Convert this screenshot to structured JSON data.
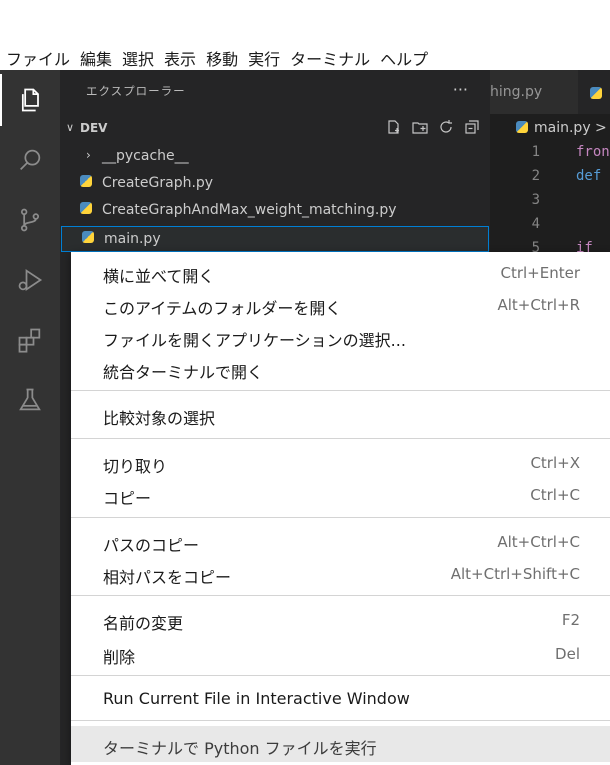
{
  "menubar": {
    "items": [
      "ファイル",
      "編集",
      "選択",
      "表示",
      "移動",
      "実行",
      "ターミナル",
      "ヘルプ"
    ]
  },
  "activity_bar": {
    "icons": [
      "explorer-icon",
      "search-icon",
      "source-control-icon",
      "run-debug-icon",
      "extensions-icon",
      "testing-icon"
    ]
  },
  "sidebar": {
    "title": "エクスプローラー",
    "more": "···",
    "section": "DEV",
    "files": [
      {
        "label": "__pycache__",
        "type": "folder"
      },
      {
        "label": "CreateGraph.py",
        "type": "python"
      },
      {
        "label": "CreateGraphAndMax_weight_matching.py",
        "type": "python"
      },
      {
        "label": "main.py",
        "type": "python",
        "selected": true
      }
    ]
  },
  "editor": {
    "tab1": "hing.py",
    "breadcrumb": "main.py >",
    "lines": [
      "1",
      "2",
      "3",
      "4",
      "5"
    ],
    "code": [
      "fron",
      "def",
      "",
      "",
      "if"
    ]
  },
  "context_menu": {
    "items": [
      {
        "label": "横に並べて開く",
        "shortcut": "Ctrl+Enter"
      },
      {
        "label": "このアイテムのフォルダーを開く",
        "shortcut": "Alt+Ctrl+R"
      },
      {
        "label": "ファイルを開くアプリケーションの選択...",
        "shortcut": ""
      },
      {
        "label": "統合ターミナルで開く",
        "shortcut": ""
      },
      {
        "label": "比較対象の選択",
        "shortcut": ""
      },
      {
        "label": "切り取り",
        "shortcut": "Ctrl+X"
      },
      {
        "label": "コピー",
        "shortcut": "Ctrl+C"
      },
      {
        "label": "パスのコピー",
        "shortcut": "Alt+Ctrl+C"
      },
      {
        "label": "相対パスをコピー",
        "shortcut": "Alt+Ctrl+Shift+C"
      },
      {
        "label": "名前の変更",
        "shortcut": "F2"
      },
      {
        "label": "削除",
        "shortcut": "Del"
      },
      {
        "label": "Run Current File in Interactive Window",
        "shortcut": ""
      },
      {
        "label": "ターミナルで Python ファイルを実行",
        "shortcut": ""
      }
    ]
  },
  "colors": {
    "activity_bar": "#333333",
    "sidebar": "#252526",
    "editor": "#1e1e1e",
    "selection_border": "#007fd4",
    "menu_hover": "#e8e8e8"
  }
}
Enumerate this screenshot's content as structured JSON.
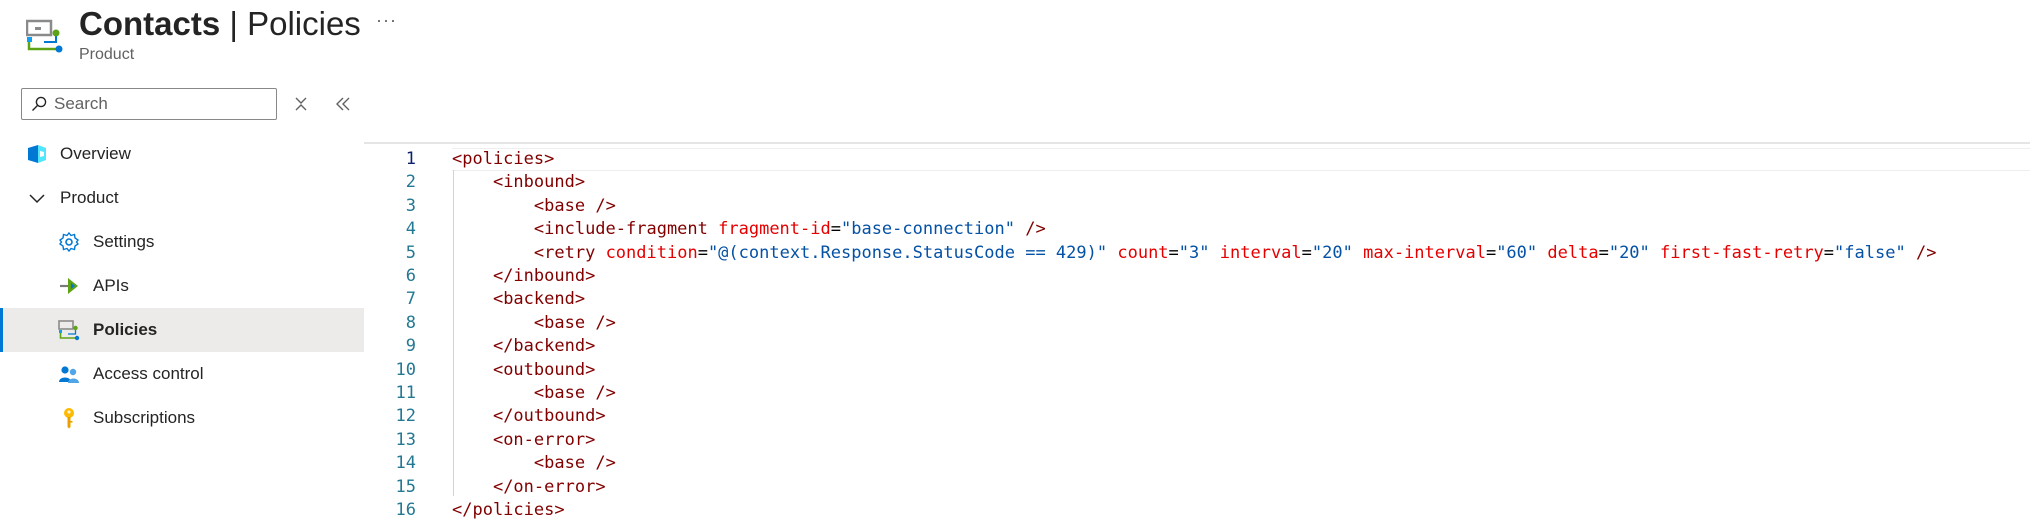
{
  "header": {
    "title_bold": "Contacts",
    "title_rest": " | Policies",
    "subtitle": "Product",
    "more_label": "···"
  },
  "search": {
    "placeholder": "Search"
  },
  "nav": [
    {
      "label": "Overview",
      "icon": "overview-icon"
    },
    {
      "label": "Product",
      "icon": "chevron-down-icon"
    },
    {
      "label": "Settings",
      "icon": "gear-icon"
    },
    {
      "label": "APIs",
      "icon": "api-icon"
    },
    {
      "label": "Policies",
      "icon": "policies-icon",
      "active": true
    },
    {
      "label": "Access control",
      "icon": "people-icon"
    },
    {
      "label": "Subscriptions",
      "icon": "key-icon"
    }
  ],
  "editor": {
    "line_numbers": [
      "1",
      "2",
      "3",
      "4",
      "5",
      "6",
      "7",
      "8",
      "9",
      "10",
      "11",
      "12",
      "13",
      "14",
      "15",
      "16"
    ],
    "lines": [
      "<policies>",
      "    <inbound>",
      "        <base />",
      "        <include-fragment fragment-id=\"base-connection\" />",
      "        <retry condition=\"@(context.Response.StatusCode == 429)\" count=\"3\" interval=\"20\" max-interval=\"60\" delta=\"20\" first-fast-retry=\"false\" />",
      "    </inbound>",
      "    <backend>",
      "        <base />",
      "    </backend>",
      "    <outbound>",
      "        <base />",
      "    </outbound>",
      "    <on-error>",
      "        <base />",
      "    </on-error>",
      "</policies>"
    ]
  },
  "colors": {
    "accent": "#0078d4",
    "tag": "#800000",
    "attr": "#e50000",
    "value": "#0451a5",
    "line_number": "#237893"
  }
}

# # # # #

YOUR INSTRUCTIONS:
Pick out the lines containing the string "Ctrl".

THE SOLUTION:
        "shortcut": "Ctrl+Enter"
        "shortcut": "Alt+Ctrl+R"
        "shortcut": "Ctrl+X"
        "shortcut": "Ctrl+C"
        "shortcut": "Alt+Ctrl+C"
        "shortcut": "Alt+Ctrl+Shift+C"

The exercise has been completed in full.